▶ **DO THIS**
Copy out the lines that include the word "Output".

◇ ◇ ◇ ◇ ◇ ◇ ◇

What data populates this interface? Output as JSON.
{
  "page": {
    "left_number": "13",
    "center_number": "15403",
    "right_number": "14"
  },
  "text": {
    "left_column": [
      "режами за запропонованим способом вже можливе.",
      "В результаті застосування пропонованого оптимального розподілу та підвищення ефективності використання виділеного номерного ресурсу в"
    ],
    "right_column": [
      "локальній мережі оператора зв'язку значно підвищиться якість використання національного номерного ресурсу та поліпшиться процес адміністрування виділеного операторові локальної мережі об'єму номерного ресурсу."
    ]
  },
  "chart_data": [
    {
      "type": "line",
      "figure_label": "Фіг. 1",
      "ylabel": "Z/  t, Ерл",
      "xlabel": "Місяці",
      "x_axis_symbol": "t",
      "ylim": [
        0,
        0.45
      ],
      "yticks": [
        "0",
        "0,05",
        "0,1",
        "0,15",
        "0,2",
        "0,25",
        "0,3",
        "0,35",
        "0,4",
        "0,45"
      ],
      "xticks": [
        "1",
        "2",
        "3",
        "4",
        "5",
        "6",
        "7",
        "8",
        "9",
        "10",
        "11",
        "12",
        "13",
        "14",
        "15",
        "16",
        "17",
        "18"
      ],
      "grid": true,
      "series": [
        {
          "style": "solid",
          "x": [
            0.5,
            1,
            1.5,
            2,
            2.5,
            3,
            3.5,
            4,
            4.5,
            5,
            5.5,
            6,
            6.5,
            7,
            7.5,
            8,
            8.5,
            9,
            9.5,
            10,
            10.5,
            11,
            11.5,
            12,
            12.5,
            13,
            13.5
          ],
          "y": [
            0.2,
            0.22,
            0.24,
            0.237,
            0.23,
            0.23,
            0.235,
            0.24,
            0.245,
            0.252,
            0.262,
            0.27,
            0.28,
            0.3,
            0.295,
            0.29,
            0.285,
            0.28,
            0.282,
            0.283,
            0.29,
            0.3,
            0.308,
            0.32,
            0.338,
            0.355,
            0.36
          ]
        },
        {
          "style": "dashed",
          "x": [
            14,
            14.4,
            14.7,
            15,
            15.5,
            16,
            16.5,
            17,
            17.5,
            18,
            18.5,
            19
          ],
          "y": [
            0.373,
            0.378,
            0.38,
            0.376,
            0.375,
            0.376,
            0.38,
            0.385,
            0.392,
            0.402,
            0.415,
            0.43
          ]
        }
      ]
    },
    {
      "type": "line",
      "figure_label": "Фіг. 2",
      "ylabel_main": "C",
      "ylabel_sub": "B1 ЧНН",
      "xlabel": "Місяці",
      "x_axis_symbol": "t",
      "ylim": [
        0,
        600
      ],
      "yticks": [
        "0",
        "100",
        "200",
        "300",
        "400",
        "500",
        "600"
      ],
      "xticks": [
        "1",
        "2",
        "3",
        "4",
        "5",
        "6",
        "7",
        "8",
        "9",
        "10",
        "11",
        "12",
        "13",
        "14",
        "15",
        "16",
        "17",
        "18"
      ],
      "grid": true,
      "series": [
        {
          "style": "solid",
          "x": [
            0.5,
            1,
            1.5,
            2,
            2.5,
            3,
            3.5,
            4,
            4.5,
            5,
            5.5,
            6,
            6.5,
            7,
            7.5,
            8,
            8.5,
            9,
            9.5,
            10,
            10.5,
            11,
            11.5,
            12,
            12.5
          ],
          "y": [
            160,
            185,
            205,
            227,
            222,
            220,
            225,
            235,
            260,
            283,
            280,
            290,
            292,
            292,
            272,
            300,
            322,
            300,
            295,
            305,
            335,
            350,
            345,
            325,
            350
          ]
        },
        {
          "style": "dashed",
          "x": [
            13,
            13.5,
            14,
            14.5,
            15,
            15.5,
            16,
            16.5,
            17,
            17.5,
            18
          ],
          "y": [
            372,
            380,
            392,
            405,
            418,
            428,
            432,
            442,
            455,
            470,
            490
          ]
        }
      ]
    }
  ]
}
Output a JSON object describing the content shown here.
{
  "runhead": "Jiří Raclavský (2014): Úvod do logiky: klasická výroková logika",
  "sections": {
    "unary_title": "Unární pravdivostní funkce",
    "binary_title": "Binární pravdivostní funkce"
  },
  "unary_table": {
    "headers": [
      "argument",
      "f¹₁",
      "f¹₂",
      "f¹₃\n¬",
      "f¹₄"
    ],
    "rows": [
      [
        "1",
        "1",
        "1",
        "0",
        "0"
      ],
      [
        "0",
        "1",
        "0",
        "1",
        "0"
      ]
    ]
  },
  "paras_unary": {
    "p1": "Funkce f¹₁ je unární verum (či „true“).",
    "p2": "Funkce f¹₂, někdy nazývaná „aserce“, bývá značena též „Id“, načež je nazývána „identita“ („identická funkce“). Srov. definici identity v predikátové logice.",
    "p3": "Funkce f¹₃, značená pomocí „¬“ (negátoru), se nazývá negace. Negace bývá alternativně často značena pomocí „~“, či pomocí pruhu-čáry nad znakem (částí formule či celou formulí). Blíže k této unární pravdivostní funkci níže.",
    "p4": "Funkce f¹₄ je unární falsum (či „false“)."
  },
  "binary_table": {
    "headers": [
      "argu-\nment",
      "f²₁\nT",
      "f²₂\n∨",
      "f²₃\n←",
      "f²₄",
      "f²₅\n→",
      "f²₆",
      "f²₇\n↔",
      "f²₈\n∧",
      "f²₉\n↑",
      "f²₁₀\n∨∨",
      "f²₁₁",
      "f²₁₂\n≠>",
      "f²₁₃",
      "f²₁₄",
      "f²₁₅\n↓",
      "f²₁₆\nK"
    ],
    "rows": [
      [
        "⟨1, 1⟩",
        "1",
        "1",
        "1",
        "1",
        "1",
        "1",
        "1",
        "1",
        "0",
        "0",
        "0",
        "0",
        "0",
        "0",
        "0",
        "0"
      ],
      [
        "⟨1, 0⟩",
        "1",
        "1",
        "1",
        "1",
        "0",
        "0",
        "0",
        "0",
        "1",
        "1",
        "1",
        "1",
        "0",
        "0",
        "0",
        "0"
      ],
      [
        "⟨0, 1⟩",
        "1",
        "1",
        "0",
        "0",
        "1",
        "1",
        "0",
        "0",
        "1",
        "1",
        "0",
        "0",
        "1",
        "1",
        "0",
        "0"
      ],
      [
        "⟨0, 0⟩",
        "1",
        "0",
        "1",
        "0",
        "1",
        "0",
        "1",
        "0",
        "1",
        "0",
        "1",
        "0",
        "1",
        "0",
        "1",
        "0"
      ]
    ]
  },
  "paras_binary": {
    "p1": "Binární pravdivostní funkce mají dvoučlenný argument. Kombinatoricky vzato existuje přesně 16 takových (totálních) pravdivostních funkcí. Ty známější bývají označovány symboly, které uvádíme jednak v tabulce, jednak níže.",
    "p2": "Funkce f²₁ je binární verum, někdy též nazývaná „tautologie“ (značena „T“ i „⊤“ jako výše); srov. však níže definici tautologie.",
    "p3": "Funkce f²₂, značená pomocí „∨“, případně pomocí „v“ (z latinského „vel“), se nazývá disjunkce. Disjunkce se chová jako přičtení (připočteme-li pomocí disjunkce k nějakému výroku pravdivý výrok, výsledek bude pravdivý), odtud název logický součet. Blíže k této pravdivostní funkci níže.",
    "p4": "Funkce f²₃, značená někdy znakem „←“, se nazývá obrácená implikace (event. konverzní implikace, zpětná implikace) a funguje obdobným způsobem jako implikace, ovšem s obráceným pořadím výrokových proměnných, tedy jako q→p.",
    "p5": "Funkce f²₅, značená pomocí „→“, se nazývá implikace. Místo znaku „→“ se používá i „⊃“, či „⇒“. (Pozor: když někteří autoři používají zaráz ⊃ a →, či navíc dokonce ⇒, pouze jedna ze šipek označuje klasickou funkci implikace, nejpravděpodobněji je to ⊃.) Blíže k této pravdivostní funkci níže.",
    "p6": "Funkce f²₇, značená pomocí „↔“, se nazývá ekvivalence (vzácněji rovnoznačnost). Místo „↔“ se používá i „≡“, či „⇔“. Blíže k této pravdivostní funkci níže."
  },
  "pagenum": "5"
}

◇ ◇ ◇ ◇ ◇ ◇ ◇

▶ **ANSWER BELOW**
What data populates this interface? Output as JSON.
Output a JSON object describing the content shown here.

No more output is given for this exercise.